| SUPPLIED TEXT |

============

Reprinted with permission.

"Apparently no single person on Wall Street knew about these six earlier blow-ups. If they had, they would have held back," Robert Wright, financial historian at New York University 's Stern School of Business.

"They all happened for the same reason and that is the same reason that the seventh one blew up: the originators had incentives to make as many mortgages as quickly as possible and not to really care about the borrowers' long-term ability to pay."

To prevent future housing crashes, analyst suggestions run the gamut from returning to more community-focused financial institutions to market mechanisms to prevent bubbles from developing.

Meanwhile, lawmakers in Washington are scrambling to find remedies for the high-risk loans that were repackaged into complex securities and sold to investors.

Securitization is nothing new

Mortgage securitization appeared in six different forms between 1870 and 1940, according to research by Kenneth Snowden, associate professor of economics at the University of North Carolina at Greensboro . Each time the market for mortgage-backed securities grew rapidly for a few years and then collapsed.

In all of the breakdowns, the willingness of bankers and agents to write loans that never should have been made played a crucial role.

"In securitization, what you have are originators who are really very distinct from the ultimate holders of the risk," Snowden tells Reuters. "How are the incentives maintained through that chain to maintain good credit quality?” he asks. “That's key, and that's what's proven to be difficult to do," says Snowden.

Look to George Bailey

In the 1946 film "It's a Wonderful Life," leading man James Stewart demonstrated the valuable link between lender and borrower in the film's bank-run scene. Here, protagonist George Bailey convinces small-town depositors to stick with the local building and loan society he runs.

============

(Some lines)

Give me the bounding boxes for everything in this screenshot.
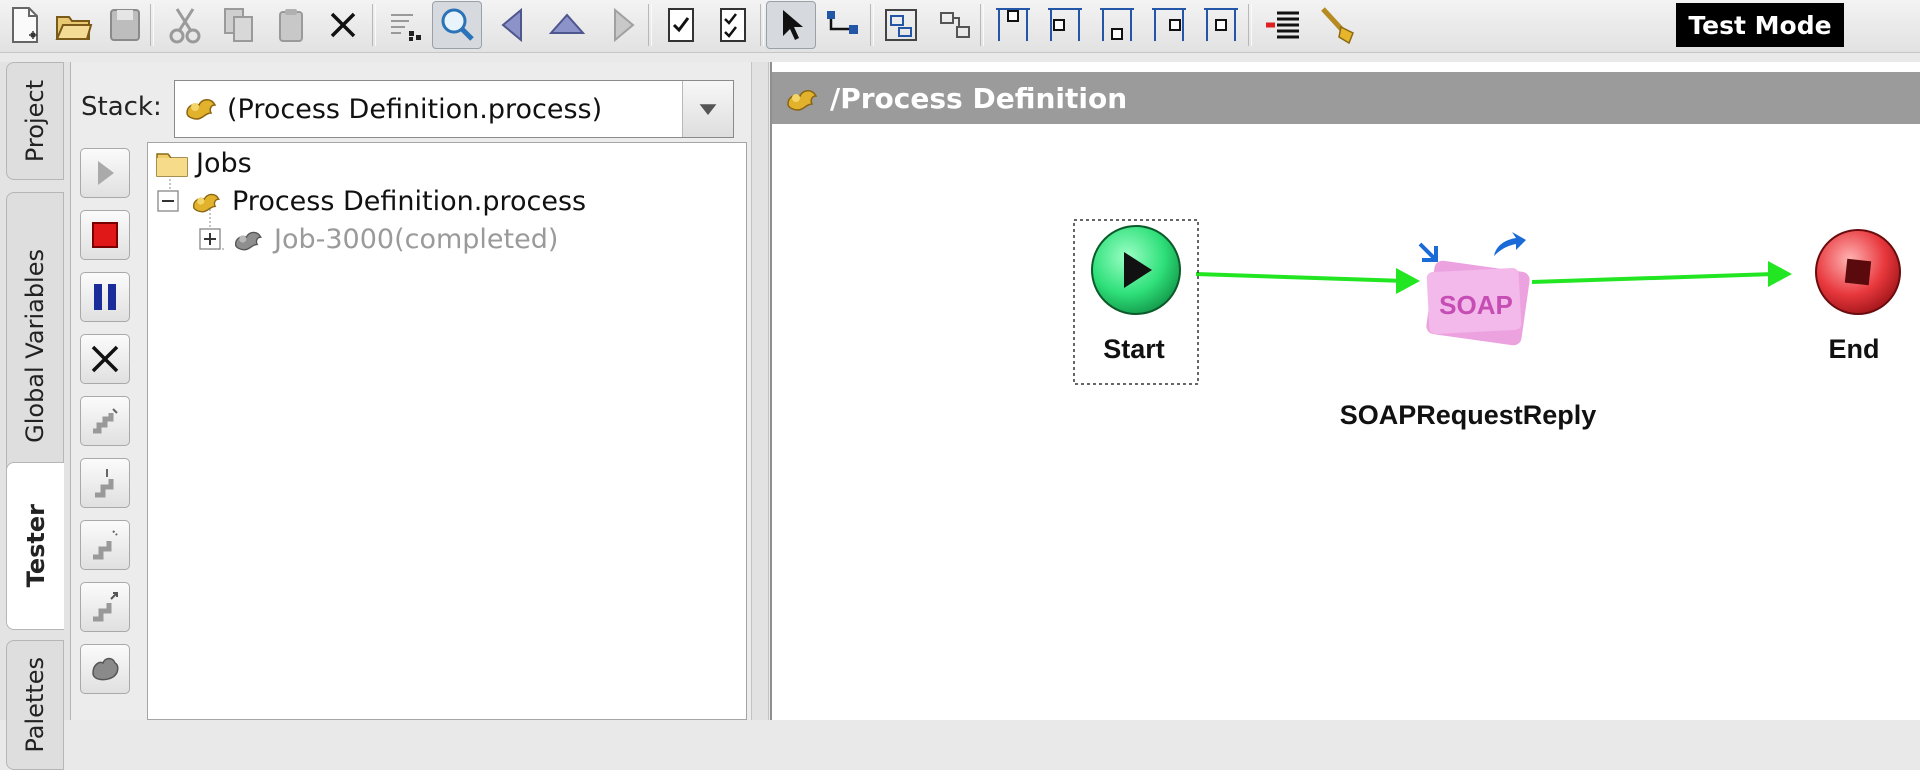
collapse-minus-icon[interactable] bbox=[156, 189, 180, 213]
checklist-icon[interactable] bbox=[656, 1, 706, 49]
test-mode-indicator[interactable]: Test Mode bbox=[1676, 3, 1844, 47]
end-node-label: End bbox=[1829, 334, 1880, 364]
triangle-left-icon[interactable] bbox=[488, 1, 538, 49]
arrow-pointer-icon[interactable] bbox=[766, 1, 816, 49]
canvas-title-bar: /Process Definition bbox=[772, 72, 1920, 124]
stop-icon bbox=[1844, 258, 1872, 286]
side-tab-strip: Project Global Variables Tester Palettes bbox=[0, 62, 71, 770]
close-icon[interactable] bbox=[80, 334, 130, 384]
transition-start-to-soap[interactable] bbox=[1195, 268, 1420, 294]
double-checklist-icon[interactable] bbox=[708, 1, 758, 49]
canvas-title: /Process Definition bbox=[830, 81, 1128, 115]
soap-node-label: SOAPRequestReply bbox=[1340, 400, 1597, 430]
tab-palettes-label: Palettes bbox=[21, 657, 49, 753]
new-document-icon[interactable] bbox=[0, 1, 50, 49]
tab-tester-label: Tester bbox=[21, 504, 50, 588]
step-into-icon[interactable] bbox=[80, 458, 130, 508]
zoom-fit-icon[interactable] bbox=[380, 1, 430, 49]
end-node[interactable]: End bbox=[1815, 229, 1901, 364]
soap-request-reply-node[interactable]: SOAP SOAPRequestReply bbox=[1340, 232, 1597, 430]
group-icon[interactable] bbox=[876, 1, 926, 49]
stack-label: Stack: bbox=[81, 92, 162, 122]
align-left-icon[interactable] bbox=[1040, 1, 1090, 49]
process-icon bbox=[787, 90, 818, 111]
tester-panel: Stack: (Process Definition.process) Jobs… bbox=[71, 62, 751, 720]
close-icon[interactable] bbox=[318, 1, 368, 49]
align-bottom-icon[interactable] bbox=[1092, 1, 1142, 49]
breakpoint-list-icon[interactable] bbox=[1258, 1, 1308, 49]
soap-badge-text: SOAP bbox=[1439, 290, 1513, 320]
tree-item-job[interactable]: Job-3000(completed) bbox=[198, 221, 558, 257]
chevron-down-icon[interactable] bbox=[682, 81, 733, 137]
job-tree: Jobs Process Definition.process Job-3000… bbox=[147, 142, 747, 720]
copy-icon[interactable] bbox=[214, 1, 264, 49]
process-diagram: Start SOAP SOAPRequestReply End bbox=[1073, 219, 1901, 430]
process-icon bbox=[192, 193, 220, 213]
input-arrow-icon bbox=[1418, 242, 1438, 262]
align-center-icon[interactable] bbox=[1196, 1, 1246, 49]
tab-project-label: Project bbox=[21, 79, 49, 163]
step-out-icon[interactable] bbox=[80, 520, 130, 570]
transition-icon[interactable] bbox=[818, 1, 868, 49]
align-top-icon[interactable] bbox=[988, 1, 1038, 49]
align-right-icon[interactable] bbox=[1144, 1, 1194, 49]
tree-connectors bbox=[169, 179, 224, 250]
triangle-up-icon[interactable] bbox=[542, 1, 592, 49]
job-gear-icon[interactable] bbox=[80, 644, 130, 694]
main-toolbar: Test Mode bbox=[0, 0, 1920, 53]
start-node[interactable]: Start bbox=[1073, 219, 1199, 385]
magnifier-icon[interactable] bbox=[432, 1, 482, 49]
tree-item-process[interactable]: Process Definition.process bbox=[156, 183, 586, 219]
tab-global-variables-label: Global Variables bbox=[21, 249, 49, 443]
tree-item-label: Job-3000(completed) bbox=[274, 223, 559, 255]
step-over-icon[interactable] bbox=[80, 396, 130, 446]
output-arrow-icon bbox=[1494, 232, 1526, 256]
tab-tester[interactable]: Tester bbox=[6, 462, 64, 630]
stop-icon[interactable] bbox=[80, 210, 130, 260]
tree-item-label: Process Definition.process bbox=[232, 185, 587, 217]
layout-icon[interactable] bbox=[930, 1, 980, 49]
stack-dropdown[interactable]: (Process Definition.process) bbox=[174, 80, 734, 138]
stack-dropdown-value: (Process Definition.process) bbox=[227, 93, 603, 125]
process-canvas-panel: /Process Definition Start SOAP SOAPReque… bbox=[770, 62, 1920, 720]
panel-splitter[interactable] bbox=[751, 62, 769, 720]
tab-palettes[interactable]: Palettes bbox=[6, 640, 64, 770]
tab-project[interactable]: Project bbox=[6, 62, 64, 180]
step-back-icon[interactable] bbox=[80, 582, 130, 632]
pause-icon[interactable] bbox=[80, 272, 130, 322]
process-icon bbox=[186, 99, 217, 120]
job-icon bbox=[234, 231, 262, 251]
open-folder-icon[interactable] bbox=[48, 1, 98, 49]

============

| LIST OF TASKS |
1) In the mortgage securitization text, reproduce everything from "To prevent future" down to "bubbles from developing.", swapping "community-focused" for "locally oriented".
2) Answer these questions from the mortgage securitization text:
(a) At which school is Robert Wright a financial historian?
(b) Between which years did mortgage securitization appear in six different forms?
(c) In what year was the film "It's a Wonderful Life" released?

| PROBLEM SOLUTIONS |
1)
To prevent future housing crashes, analyst suggestions run the gamut from returning to more locally oriented financial institutions to market mechanisms to prevent bubbles from developing.

2)
(a) New York University's Stern School of Business.
(b) Between 1870 and 1940.
(c) 1946.